TASK INSTRUCTIONS: Look for the string "parent" and copy every line that has it.

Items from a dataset
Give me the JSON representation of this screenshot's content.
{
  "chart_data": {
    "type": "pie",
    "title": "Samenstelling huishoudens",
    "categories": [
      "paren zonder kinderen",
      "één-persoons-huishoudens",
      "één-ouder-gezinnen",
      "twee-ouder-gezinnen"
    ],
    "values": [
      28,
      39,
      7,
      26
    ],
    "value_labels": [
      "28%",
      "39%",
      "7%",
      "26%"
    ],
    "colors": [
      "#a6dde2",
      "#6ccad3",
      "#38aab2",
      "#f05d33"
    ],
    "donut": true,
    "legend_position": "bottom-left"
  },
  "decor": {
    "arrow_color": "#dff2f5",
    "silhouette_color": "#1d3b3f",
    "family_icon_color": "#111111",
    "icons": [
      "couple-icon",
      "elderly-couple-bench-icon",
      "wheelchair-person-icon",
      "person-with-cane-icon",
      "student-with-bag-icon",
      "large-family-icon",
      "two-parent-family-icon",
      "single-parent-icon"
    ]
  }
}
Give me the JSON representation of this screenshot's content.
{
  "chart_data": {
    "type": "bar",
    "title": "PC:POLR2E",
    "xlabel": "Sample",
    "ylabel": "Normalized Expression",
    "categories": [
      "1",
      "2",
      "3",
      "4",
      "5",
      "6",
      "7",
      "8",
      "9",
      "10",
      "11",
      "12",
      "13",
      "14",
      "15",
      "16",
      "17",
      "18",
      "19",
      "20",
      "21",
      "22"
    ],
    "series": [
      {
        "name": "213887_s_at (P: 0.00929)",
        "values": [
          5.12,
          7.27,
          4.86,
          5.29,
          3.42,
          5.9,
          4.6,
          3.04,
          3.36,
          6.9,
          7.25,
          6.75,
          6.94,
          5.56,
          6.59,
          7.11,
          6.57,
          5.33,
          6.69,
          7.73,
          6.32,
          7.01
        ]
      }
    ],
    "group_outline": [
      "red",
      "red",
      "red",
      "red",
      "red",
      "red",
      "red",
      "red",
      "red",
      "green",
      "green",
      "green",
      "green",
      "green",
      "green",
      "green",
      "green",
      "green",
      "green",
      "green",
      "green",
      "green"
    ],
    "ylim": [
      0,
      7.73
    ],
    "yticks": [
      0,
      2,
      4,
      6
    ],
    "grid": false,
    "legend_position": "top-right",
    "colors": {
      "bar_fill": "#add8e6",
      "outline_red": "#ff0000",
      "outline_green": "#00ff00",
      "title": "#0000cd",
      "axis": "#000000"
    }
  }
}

EXPECTED ANSWER:
      "two-parent-family-icon",
      "single-parent-icon"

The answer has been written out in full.